THE TASK: Track down each line that has the word "Permanente" and copy it.

PROVIDED DATA:
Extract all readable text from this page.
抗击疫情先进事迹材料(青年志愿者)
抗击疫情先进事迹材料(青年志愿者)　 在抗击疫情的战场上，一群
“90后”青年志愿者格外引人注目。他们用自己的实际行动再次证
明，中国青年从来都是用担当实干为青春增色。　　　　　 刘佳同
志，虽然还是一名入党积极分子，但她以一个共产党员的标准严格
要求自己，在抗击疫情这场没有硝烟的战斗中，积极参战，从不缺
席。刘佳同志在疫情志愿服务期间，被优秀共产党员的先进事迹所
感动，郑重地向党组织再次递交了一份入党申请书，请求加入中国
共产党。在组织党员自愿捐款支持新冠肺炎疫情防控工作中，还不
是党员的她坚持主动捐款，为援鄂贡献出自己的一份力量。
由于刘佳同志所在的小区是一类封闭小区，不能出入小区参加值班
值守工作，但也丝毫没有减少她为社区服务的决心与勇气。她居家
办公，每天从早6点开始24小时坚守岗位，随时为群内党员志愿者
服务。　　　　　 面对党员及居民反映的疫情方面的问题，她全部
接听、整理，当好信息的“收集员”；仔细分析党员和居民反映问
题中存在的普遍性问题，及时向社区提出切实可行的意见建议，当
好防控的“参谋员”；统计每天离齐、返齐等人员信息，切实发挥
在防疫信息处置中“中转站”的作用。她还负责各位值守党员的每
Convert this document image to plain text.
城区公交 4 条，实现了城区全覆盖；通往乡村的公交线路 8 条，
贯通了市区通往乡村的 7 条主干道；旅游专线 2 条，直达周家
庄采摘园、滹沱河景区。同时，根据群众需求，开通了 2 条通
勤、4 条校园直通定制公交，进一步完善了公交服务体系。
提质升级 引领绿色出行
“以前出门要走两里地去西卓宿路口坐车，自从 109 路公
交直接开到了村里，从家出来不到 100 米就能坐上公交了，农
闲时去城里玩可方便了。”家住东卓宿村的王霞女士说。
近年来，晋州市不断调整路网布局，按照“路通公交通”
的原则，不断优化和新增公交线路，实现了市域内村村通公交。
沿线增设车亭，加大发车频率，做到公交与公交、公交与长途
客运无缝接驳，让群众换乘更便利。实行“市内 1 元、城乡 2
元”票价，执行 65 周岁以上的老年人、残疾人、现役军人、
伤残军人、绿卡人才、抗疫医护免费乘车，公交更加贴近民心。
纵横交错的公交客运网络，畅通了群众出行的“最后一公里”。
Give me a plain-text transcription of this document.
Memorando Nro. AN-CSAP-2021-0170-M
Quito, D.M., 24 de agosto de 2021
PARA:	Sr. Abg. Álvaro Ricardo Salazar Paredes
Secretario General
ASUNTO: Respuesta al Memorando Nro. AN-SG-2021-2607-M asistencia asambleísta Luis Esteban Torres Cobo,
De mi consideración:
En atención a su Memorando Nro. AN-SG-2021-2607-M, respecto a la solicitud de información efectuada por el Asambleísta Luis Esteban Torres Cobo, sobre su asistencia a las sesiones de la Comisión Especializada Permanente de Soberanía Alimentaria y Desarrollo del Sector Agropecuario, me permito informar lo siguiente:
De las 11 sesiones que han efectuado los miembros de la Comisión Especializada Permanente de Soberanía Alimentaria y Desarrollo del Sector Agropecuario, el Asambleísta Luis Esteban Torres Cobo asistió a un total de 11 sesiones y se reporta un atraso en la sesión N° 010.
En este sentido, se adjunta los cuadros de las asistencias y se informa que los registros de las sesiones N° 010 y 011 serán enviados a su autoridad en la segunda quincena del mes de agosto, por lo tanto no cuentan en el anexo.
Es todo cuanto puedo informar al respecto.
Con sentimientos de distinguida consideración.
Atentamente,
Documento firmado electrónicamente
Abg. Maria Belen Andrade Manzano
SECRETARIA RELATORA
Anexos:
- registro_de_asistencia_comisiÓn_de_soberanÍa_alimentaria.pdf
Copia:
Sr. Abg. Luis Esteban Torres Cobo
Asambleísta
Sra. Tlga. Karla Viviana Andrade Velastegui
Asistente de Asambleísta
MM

ANSWER TO THE PROBLEM:
En atención a su Memorando Nro. AN-SG-2021-2607-M, respecto a la solicitud de información efectuada por el Asambleísta Luis Esteban Torres Cobo, sobre su asistencia a las sesiones de la Comisión Especializada Permanente de Soberanía Alimentaria y Desarrollo del Sector Agropecuario, me permito informar lo siguiente:
De las 11 sesiones que han efectuado los miembros de la Comisión Especializada Permanente de Soberanía Alimentaria y Desarrollo del Sector Agropecuario, el Asambleísta Luis Esteban Torres Cobo asistió a un total de 11 sesiones y se reporta un atraso en la sesión N° 010.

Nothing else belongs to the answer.